• _WORK REQUIRED_
Copy every line from the data below in which the string "theafcdotcom" can be found.

Dataset entries
— Start —

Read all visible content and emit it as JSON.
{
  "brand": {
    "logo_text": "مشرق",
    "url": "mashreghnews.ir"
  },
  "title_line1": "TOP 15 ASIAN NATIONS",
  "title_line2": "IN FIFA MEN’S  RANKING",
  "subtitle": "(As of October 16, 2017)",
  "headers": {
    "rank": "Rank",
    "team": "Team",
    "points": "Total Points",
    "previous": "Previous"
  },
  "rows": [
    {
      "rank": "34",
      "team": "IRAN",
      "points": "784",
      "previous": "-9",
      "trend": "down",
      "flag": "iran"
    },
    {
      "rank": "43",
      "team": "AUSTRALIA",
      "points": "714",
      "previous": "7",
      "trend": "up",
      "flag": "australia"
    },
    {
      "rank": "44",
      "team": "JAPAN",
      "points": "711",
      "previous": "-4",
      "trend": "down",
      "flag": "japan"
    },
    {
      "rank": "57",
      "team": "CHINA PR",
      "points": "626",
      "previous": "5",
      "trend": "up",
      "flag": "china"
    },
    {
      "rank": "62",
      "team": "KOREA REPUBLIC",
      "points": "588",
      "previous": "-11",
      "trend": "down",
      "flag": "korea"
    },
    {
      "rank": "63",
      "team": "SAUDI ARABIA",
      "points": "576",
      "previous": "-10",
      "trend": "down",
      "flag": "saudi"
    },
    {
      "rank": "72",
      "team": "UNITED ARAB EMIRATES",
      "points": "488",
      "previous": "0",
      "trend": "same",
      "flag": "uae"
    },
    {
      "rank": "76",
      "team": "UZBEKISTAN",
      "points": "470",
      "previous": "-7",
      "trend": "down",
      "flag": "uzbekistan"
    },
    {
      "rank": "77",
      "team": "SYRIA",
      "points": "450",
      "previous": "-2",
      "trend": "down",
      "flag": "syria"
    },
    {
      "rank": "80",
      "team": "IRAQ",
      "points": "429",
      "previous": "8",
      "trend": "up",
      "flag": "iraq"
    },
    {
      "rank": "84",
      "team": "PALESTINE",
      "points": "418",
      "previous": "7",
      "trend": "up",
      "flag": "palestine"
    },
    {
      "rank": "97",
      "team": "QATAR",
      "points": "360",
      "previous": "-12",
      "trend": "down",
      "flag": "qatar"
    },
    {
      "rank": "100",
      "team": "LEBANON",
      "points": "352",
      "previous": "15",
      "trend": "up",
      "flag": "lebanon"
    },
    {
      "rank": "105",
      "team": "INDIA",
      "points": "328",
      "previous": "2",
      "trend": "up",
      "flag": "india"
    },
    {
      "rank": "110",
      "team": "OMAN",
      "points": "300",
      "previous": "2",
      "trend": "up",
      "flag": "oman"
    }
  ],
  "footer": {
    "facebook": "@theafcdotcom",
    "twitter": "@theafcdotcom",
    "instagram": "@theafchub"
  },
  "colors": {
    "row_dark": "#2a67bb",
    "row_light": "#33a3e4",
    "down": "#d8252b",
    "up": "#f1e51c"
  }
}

— End —

• _RESULT BELOW_
    "facebook": "@theafcdotcom",
    "twitter": "@theafcdotcom",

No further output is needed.